DATA SHOWN -
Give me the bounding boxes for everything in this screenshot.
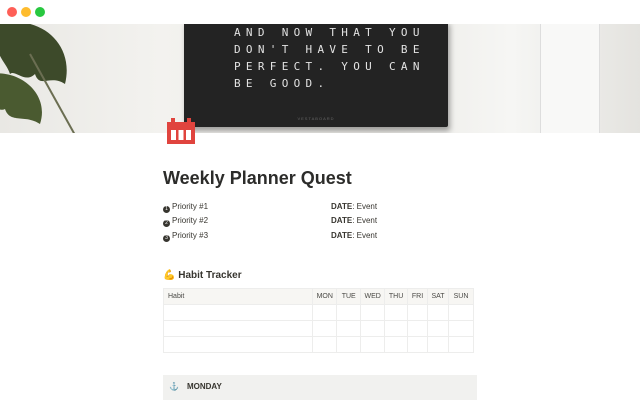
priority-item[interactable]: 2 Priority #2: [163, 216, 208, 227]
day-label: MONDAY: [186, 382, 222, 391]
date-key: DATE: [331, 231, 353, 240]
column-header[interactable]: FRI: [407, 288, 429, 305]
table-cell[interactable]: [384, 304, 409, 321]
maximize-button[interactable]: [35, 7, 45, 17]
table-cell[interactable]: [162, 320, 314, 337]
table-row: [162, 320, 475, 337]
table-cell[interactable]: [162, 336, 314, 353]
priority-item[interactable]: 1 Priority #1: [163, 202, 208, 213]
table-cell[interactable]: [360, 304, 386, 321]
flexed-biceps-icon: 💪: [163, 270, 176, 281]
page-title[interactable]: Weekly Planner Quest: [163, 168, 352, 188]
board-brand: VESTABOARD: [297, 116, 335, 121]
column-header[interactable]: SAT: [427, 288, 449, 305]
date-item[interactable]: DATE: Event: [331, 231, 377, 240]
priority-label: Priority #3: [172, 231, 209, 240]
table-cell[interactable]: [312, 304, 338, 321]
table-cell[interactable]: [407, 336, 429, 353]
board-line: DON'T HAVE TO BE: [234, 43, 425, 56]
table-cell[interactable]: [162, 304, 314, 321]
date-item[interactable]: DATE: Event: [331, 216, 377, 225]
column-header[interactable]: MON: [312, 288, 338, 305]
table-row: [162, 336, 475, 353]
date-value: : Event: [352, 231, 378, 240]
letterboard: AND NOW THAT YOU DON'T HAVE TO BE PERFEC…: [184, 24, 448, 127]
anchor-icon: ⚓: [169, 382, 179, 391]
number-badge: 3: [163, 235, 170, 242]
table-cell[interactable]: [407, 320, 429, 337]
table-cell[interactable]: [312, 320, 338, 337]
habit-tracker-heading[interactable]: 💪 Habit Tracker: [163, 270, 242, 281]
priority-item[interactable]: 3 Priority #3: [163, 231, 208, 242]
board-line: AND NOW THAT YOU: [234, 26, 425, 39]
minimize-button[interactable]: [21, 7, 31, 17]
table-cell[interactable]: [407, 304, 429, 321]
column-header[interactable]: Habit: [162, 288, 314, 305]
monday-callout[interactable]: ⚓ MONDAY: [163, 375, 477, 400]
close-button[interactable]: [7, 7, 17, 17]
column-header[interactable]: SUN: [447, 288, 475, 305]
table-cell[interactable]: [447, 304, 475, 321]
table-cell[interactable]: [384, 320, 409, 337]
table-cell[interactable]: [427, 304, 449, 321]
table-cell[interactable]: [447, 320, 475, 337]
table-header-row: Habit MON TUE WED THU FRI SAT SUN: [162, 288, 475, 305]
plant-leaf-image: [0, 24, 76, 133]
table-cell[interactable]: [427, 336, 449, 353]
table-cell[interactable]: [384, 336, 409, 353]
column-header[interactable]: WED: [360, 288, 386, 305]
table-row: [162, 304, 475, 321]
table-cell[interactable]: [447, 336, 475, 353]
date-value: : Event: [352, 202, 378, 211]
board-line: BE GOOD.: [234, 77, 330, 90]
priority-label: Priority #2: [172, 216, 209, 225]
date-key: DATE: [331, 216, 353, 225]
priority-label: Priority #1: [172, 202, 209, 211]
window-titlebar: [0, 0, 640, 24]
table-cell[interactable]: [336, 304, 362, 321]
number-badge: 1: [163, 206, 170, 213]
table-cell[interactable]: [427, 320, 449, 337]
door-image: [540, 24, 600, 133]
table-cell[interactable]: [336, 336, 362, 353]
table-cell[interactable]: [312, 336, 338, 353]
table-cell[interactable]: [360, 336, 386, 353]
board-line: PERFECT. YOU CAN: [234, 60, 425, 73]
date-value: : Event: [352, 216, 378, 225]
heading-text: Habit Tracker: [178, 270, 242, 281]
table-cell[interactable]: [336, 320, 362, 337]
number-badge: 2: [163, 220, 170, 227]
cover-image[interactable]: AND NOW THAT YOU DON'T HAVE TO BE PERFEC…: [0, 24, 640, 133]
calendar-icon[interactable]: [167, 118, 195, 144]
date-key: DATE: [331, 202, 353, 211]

WHAT THIS TASK INVOLVES -
Return all of the rows above unchanged, line for line, with the pictures left out.

REPLY TO THE EXERCISE -
Give me the bounding boxes for everything in this screenshot.
priority-item[interactable]: 2 Priority #2: [163, 216, 208, 227]
day-label: MONDAY: [186, 382, 222, 391]
date-key: DATE: [331, 231, 353, 240]
column-header[interactable]: FRI: [407, 288, 429, 305]
table-cell[interactable]: [384, 304, 409, 321]
maximize-button[interactable]: [35, 7, 45, 17]
table-cell[interactable]: [162, 320, 314, 337]
table-row: [162, 320, 475, 337]
table-cell[interactable]: [162, 336, 314, 353]
priority-item[interactable]: 1 Priority #1: [163, 202, 208, 213]
table-cell[interactable]: [360, 304, 386, 321]
flexed-biceps-icon: 💪: [163, 270, 176, 281]
page-title[interactable]: Weekly Planner Quest: [163, 168, 352, 188]
board-brand: VESTABOARD: [297, 116, 335, 121]
column-header[interactable]: SAT: [427, 288, 449, 305]
date-item[interactable]: DATE: Event: [331, 231, 377, 240]
priority-label: Priority #3: [172, 231, 209, 240]
table-cell[interactable]: [312, 304, 338, 321]
table-cell[interactable]: [407, 336, 429, 353]
board-line: DON'T HAVE TO BE: [234, 43, 425, 56]
table-cell[interactable]: [162, 304, 314, 321]
date-item[interactable]: DATE: Event: [331, 216, 377, 225]
column-header[interactable]: MON: [312, 288, 338, 305]
table-row: [162, 336, 475, 353]
date-value: : Event: [352, 231, 378, 240]
letterboard: AND NOW THAT YOU DON'T HAVE TO BE PERFEC…: [184, 24, 448, 127]
anchor-icon: ⚓: [169, 382, 179, 391]
number-badge: 3: [163, 235, 170, 242]
table-cell[interactable]: [407, 320, 429, 337]
table-cell[interactable]: [312, 320, 338, 337]
habit-tracker-heading[interactable]: 💪 Habit Tracker: [163, 270, 242, 281]
priority-item[interactable]: 3 Priority #3: [163, 231, 208, 242]
board-line: AND NOW THAT YOU: [234, 26, 425, 39]
minimize-button[interactable]: [21, 7, 31, 17]
table-cell[interactable]: [407, 304, 429, 321]
column-header[interactable]: Habit: [162, 288, 314, 305]
monday-callout[interactable]: ⚓ MONDAY: [163, 375, 477, 400]
close-button[interactable]: [7, 7, 17, 17]
column-header[interactable]: SUN: [447, 288, 475, 305]
table-cell[interactable]: [447, 304, 475, 321]
table-cell[interactable]: [384, 320, 409, 337]
table-cell[interactable]: [427, 304, 449, 321]
table-cell[interactable]: [447, 320, 475, 337]
table-header-row: Habit MON TUE WED THU FRI SAT SUN: [162, 288, 475, 305]
plant-leaf-image: [0, 24, 76, 133]
table-cell[interactable]: [427, 336, 449, 353]
table-cell[interactable]: [384, 336, 409, 353]
column-header[interactable]: WED: [360, 288, 386, 305]
table-row: [162, 304, 475, 321]
table-cell[interactable]: [447, 336, 475, 353]
date-value: : Event: [352, 202, 378, 211]
board-line: BE GOOD.: [234, 77, 330, 90]
priority-label: Priority #2: [172, 216, 209, 225]
date-key: DATE: [331, 216, 353, 225]
priority-label: Priority #1: [172, 202, 209, 211]
window-titlebar: [0, 0, 640, 24]
table-cell[interactable]: [336, 304, 362, 321]
number-badge: 1: [163, 206, 170, 213]
table-cell[interactable]: [427, 320, 449, 337]
door-image: [540, 24, 600, 133]
table-cell[interactable]: [336, 336, 362, 353]
table-cell[interactable]: [312, 336, 338, 353]
table-cell[interactable]: [360, 336, 386, 353]
board-line: PERFECT. YOU CAN: [234, 60, 425, 73]
date-value: : Event: [352, 216, 378, 225]
heading-text: Habit Tracker: [178, 270, 242, 281]
table-cell[interactable]: [336, 320, 362, 337]
number-badge: 2: [163, 220, 170, 227]
cover-image[interactable]: AND NOW THAT YOU DON'T HAVE TO BE PERFEC…: [0, 24, 640, 133]
calendar-icon[interactable]: [167, 118, 195, 144]
date-key: DATE: [331, 202, 353, 211]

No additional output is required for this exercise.